• Task prompt: Check each line for the string "apoi" and give only the count of lines that have it.

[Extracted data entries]
....
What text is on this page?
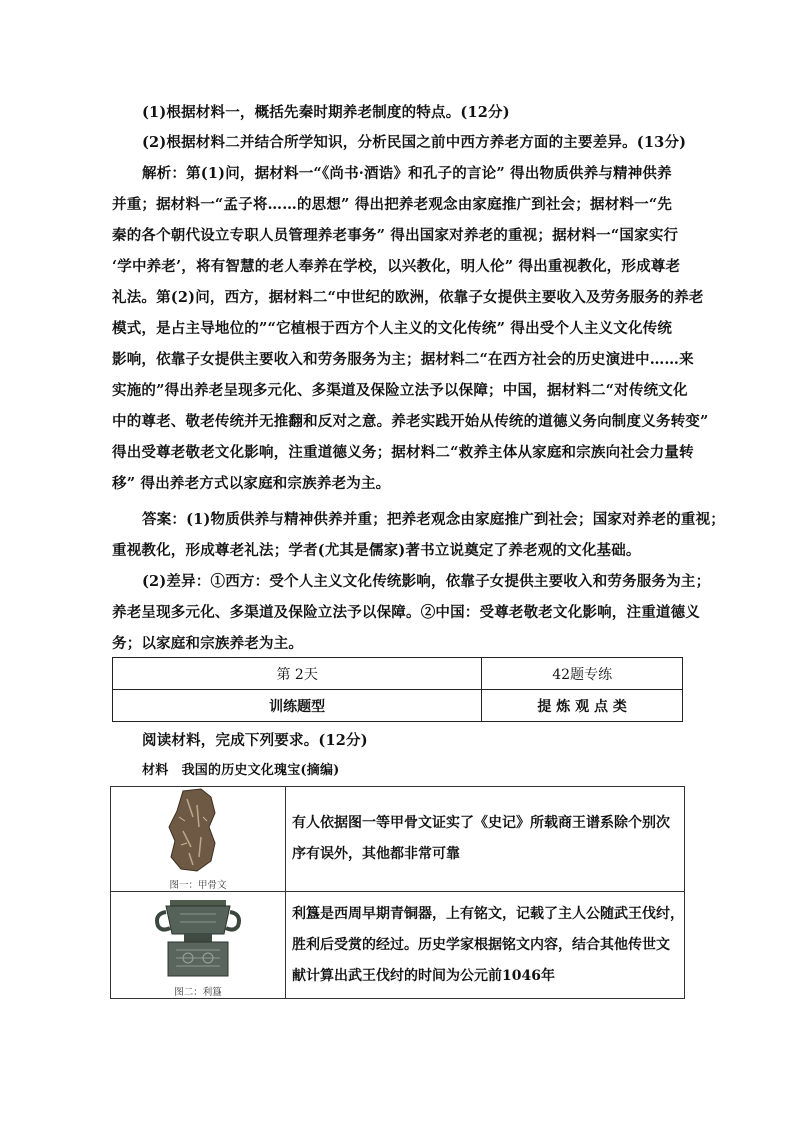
(1)根据材料一，概括先秦时期养老制度的特点。(12分)
(2)根据材料二并结合所学知识，分析民国之前中西方养老方面的主要差异。(13分)
解析：第(1)问，据材料一“《尚书·酒诰》和孔子的言论” 得出物质供养与精神供养
并重；据材料一“孟子将……的思想” 得出把养老观念由家庭推广到社会；据材料一“先
秦的各个朝代设立专职人员管理养老事务” 得出国家对养老的重视；据材料一“国家实行
‘学中养老’，将有智慧的老人奉养在学校，以兴教化，明人伦” 得出重视教化，形成尊老
礼法。第(2)问，西方，据材料二“中世纪的欧洲，依靠子女提供主要收入及劳务服务的养老
模式，是占主导地位的”“它植根于西方个人主义的文化传统” 得出受个人主义文化传统
影响，依靠子女提供主要收入和劳务服务为主；据材料二“在西方社会的历史演进中……来
实施的”得出养老呈现多元化、多渠道及保险立法予以保障；中国，据材料二“对传统文化
中的尊老、敬老传统并无推翻和反对之意。养老实践开始从传统的道德义务向制度义务转变”
得出受尊老敬老文化影响，注重道德义务；据材料二“救养主体从家庭和宗族向社会力量转
移” 得出养老方式以家庭和宗族养老为主。
答案：(1)物质供养与精神供养并重；把养老观念由家庭推广到社会；国家对养老的重视；
重视教化，形成尊老礼法；学者(尤其是儒家)著书立说奠定了养老观的文化基础。
(2)差异：①西方：受个人主义文化传统影响，依靠子女提供主要收入和劳务服务为主；
养老呈现多元化、多渠道及保险立法予以保障。②中国：受尊老敬老文化影响，注重道德义
务；以家庭和宗族养老为主。
第 2天	42题专练
训练题型	提 炼 观 点 类
阅读材料，完成下列要求。(12分)
材料　我国的历史文化瑰宝(摘编)
图一：甲骨文	有人依据图一等甲骨文证实了《史记》所载商王谱系除个别次
序有误外，其他都非常可靠

图二：利簋	利簋是西周早期青铜器，上有铭文，记载了主人公随武王伐纣，
胜利后受赏的经过。历史学家根据铭文内容，结合其他传世文
献计算出武王伐纣的时间为公元前1046年
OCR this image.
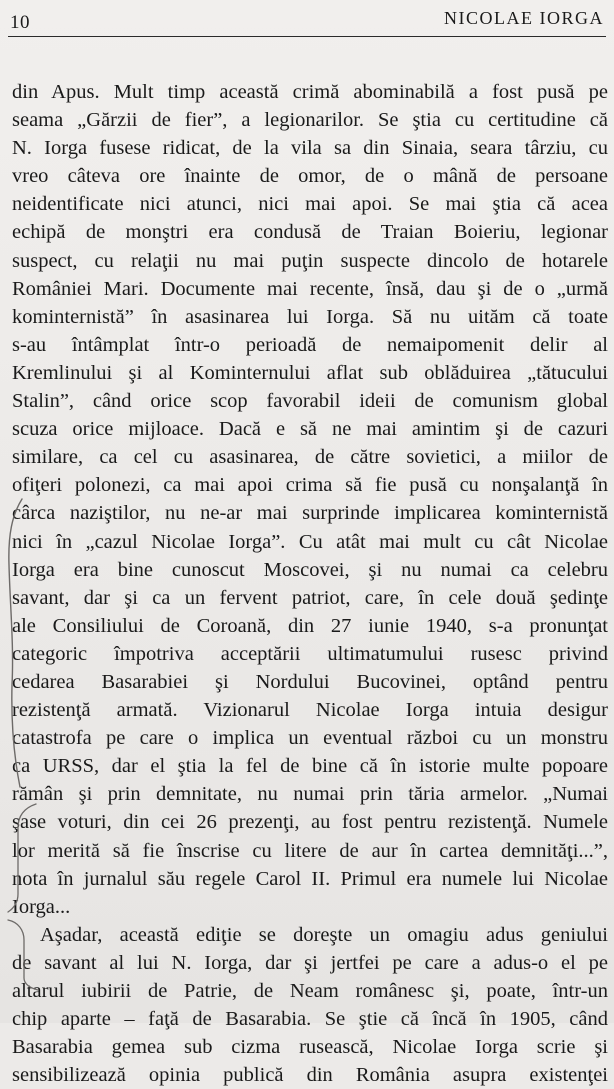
10	NICOLAE IORGA
din Apus. Mult timp această crimă abominabilă a fost pusă pe
seama „Gărzii de fier”, a legionarilor. Se ştia cu certitudine că
N. Iorga fusese ridicat, de la vila sa din Sinaia, seara târziu, cu
vreo câteva ore înainte de omor, de o mână de persoane
neidentificate nici atunci, nici mai apoi. Se mai ştia că acea
echipă de monştri era condusă de Traian Boieriu, legionar
suspect, cu relaţii nu mai puţin suspecte dincolo de hotarele
României Mari. Documente mai recente, însă, dau şi de o „urmă
kominternistă” în asasinarea lui Iorga. Să nu uităm că toate
s-au întâmplat într-o perioadă de nemaipomenit delir al
Kremlinului şi al Kominternului aflat sub oblăduirea „tătucului
Stalin”, când orice scop favorabil ideii de comunism global
scuza orice mijloace. Dacă e să ne mai amintim şi de cazuri
similare, ca cel cu asasinarea, de către sovietici, a miilor de
ofiţeri polonezi, ca mai apoi crima să fie pusă cu nonşalanţă în
cârca naziştilor, nu ne-ar mai surprinde implicarea kominternistă
nici în „cazul Nicolae Iorga”. Cu atât mai mult cu cât Nicolae
Iorga era bine cunoscut Moscovei, şi nu numai ca celebru
savant, dar şi ca un fervent patriot, care, în cele două şedinţe
ale Consiliului de Coroană, din 27 iunie 1940, s-a pronunţat
categoric împotriva acceptării ultimatumului rusesc privind
cedarea Basarabiei şi Nordului Bucovinei, optând pentru
rezistenţă armată. Vizionarul Nicolae Iorga intuia desigur
catastrofa pe care o implica un eventual război cu un monstru
ca URSS, dar el ştia la fel de bine că în istorie multe popoare
rămân şi prin demnitate, nu numai prin tăria armelor. „Numai
şase voturi, din cei 26 prezenţi, au fost pentru rezistenţă. Numele
lor merită să fie înscrise cu litere de aur în cartea demnităţi...”,
nota în jurnalul său regele Carol II. Primul era numele lui Nicolae
Iorga...
Aşadar, această ediţie se doreşte un omagiu adus geniului
de savant al lui N. Iorga, dar şi jertfei pe care a adus-o el pe
altarul iubirii de Patrie, de Neam românesc şi, poate, într-un
chip aparte – faţă de Basarabia. Se ştie că încă în 1905, când
Basarabia gemea sub cizma rusească, Nicolae Iorga scrie şi
sensibilizează opinia publică din România asupra existenţei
....
• Result: 2